§ Record extracts:
:::
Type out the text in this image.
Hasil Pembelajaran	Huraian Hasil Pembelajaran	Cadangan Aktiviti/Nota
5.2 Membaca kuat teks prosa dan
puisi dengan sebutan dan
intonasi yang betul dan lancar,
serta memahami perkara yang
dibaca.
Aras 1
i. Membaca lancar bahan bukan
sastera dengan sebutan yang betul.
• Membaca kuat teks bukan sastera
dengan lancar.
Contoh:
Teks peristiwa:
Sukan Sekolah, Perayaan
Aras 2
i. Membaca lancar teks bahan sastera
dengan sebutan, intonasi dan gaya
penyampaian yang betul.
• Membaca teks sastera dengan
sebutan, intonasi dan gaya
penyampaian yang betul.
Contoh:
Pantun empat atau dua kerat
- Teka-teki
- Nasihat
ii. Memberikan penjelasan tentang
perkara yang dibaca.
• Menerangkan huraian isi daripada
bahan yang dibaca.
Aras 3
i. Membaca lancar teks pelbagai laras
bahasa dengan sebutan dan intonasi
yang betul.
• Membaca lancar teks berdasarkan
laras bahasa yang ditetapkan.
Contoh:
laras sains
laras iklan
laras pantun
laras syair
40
:::
Return the listing above in its exact form.

§ Response to the task:
Type out the text in this image.
Hasil Pembelajaran	Huraian Hasil Pembelajaran	Cadangan Aktiviti/Nota
5.2 Membaca kuat teks prosa dan
puisi dengan sebutan dan
intonasi yang betul dan lancar,
serta memahami perkara yang
dibaca.
Aras 1
i. Membaca lancar bahan bukan
sastera dengan sebutan yang betul.
• Membaca kuat teks bukan sastera
dengan lancar.
Contoh:
Teks peristiwa:
Sukan Sekolah, Perayaan
Aras 2
i. Membaca lancar teks bahan sastera
dengan sebutan, intonasi dan gaya
penyampaian yang betul.
• Membaca teks sastera dengan
sebutan, intonasi dan gaya
penyampaian yang betul.
Contoh:
Pantun empat atau dua kerat
- Teka-teki
- Nasihat
ii. Memberikan penjelasan tentang
perkara yang dibaca.
• Menerangkan huraian isi daripada
bahan yang dibaca.
Aras 3
i. Membaca lancar teks pelbagai laras
bahasa dengan sebutan dan intonasi
yang betul.
• Membaca lancar teks berdasarkan
laras bahasa yang ditetapkan.
Contoh:
laras sains
laras iklan
laras pantun
laras syair
40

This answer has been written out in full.